Type out the records that follow, exactly as given.

──────────────────────────────

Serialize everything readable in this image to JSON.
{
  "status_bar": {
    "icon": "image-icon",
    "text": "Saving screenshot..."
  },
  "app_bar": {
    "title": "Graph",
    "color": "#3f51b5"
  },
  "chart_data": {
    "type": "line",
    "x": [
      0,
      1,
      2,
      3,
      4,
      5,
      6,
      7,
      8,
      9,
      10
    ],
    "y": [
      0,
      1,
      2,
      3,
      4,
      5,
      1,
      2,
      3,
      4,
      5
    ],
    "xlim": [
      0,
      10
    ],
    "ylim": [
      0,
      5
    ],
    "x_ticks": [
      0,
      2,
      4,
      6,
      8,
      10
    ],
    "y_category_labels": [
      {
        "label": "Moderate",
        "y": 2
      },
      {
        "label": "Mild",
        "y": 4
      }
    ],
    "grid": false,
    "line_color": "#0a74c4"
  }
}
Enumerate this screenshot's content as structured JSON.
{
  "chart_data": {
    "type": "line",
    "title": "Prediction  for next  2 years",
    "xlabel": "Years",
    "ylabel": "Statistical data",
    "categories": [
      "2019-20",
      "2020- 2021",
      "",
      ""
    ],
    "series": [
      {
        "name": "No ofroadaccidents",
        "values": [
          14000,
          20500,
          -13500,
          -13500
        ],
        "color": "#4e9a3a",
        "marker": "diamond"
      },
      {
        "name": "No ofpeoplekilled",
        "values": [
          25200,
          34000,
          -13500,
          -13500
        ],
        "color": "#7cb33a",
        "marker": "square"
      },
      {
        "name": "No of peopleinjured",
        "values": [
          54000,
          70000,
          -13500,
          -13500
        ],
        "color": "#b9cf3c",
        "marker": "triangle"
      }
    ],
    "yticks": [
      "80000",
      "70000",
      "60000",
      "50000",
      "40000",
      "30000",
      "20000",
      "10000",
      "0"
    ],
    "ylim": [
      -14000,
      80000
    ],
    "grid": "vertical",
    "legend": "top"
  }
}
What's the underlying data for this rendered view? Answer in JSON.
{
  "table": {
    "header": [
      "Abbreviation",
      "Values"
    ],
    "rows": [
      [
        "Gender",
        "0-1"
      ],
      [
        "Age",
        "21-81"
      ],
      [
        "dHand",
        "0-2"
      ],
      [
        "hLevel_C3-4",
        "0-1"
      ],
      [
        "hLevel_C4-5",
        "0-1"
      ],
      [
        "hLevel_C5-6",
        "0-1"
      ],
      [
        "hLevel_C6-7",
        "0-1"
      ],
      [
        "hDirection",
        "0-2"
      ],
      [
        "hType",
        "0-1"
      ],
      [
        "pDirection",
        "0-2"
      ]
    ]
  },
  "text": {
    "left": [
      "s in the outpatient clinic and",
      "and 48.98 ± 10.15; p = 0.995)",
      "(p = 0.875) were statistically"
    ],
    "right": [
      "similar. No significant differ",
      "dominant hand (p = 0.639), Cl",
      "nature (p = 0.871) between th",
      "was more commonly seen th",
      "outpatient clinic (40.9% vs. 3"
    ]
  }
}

──────────────────────────────

**Expected output**
Serialize everything readable in this image to JSON.
{
  "status_bar": {
    "icon": "image-icon",
    "text": "Saving screenshot..."
  },
  "app_bar": {
    "title": "Graph",
    "color": "#3f51b5"
  },
  "chart_data": {
    "type": "line",
    "x": [
      0,
      1,
      2,
      3,
      4,
      5,
      6,
      7,
      8,
      9,
      10
    ],
    "y": [
      0,
      1,
      2,
      3,
      4,
      5,
      1,
      2,
      3,
      4,
      5
    ],
    "xlim": [
      0,
      10
    ],
    "ylim": [
      0,
      5
    ],
    "x_ticks": [
      0,
      2,
      4,
      6,
      8,
      10
    ],
    "y_category_labels": [
      {
        "label": "Moderate",
        "y": 2
      },
      {
        "label": "Mild",
        "y": 4
      }
    ],
    "grid": false,
    "line_color": "#0a74c4"
  }
}
Enumerate this screenshot's content as structured JSON.
{
  "chart_data": {
    "type": "line",
    "title": "Prediction  for next  2 years",
    "xlabel": "Years",
    "ylabel": "Statistical data",
    "categories": [
      "2019-20",
      "2020- 2021",
      "",
      ""
    ],
    "series": [
      {
        "name": "No ofroadaccidents",
        "values": [
          14000,
          20500,
          -13500,
          -13500
        ],
        "color": "#4e9a3a",
        "marker": "diamond"
      },
      {
        "name": "No ofpeoplekilled",
        "values": [
          25200,
          34000,
          -13500,
          -13500
        ],
        "color": "#7cb33a",
        "marker": "square"
      },
      {
        "name": "No of peopleinjured",
        "values": [
          54000,
          70000,
          -13500,
          -13500
        ],
        "color": "#b9cf3c",
        "marker": "triangle"
      }
    ],
    "yticks": [
      "80000",
      "70000",
      "60000",
      "50000",
      "40000",
      "30000",
      "20000",
      "10000",
      "0"
    ],
    "ylim": [
      -14000,
      80000
    ],
    "grid": "vertical",
    "legend": "top"
  }
}
What's the underlying data for this rendered view? Answer in JSON.
{
  "table": {
    "header": [
      "Abbreviation",
      "Values"
    ],
    "rows": [
      [
        "Gender",
        "0-1"
      ],
      [
        "Age",
        "21-81"
      ],
      [
        "dHand",
        "0-2"
      ],
      [
        "hLevel_C3-4",
        "0-1"
      ],
      [
        "hLevel_C4-5",
        "0-1"
      ],
      [
        "hLevel_C5-6",
        "0-1"
      ],
      [
        "hLevel_C6-7",
        "0-1"
      ],
      [
        "hDirection",
        "0-2"
      ],
      [
        "hType",
        "0-1"
      ],
      [
        "pDirection",
        "0-2"
      ]
    ]
  },
  "text": {
    "left": [
      "s in the outpatient clinic and",
      "and 48.98 ± 10.15; p = 0.995)",
      "(p = 0.875) were statistically"
    ],
    "right": [
      "similar. No significant differ",
      "dominant hand (p = 0.639), Cl",
      "nature (p = 0.871) between th",
      "was more commonly seen th",
      "outpatient clinic (40.9% vs. 3"
    ]
  }
}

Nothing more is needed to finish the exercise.